(Raw records)
☆ ☆ ☆
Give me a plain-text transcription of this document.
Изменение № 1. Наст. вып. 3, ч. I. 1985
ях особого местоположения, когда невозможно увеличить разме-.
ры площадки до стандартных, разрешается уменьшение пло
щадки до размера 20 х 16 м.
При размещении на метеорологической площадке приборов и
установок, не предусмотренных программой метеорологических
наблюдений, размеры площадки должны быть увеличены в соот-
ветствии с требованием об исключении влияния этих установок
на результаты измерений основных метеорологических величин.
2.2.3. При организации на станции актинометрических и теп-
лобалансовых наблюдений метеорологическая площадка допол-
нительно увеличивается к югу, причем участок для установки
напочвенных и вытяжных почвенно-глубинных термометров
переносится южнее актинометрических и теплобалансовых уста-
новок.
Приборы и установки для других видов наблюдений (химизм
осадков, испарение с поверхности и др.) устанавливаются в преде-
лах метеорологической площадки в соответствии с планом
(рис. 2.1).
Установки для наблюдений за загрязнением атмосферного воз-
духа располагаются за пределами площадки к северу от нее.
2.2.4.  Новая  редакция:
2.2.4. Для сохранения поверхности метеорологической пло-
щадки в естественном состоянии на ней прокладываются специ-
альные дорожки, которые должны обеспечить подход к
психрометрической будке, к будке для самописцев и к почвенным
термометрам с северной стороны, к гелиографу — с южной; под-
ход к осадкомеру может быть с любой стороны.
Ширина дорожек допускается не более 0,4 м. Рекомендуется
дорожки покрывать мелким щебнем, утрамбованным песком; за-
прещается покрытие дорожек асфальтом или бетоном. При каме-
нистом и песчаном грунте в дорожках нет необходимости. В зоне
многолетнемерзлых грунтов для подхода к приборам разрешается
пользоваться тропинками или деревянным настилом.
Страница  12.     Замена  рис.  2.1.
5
☆ ☆ ☆
Pull every line containing "площадки" out of the records.

#### ANSWER TO THE TASK
ры площадки до стандартных, разрешается уменьшение пло
наблюдений, размеры площадки должны быть увеличены в соот-
лах метеорологической площадки в соответствии с планом
духа располагаются за пределами площадки к северу от нее.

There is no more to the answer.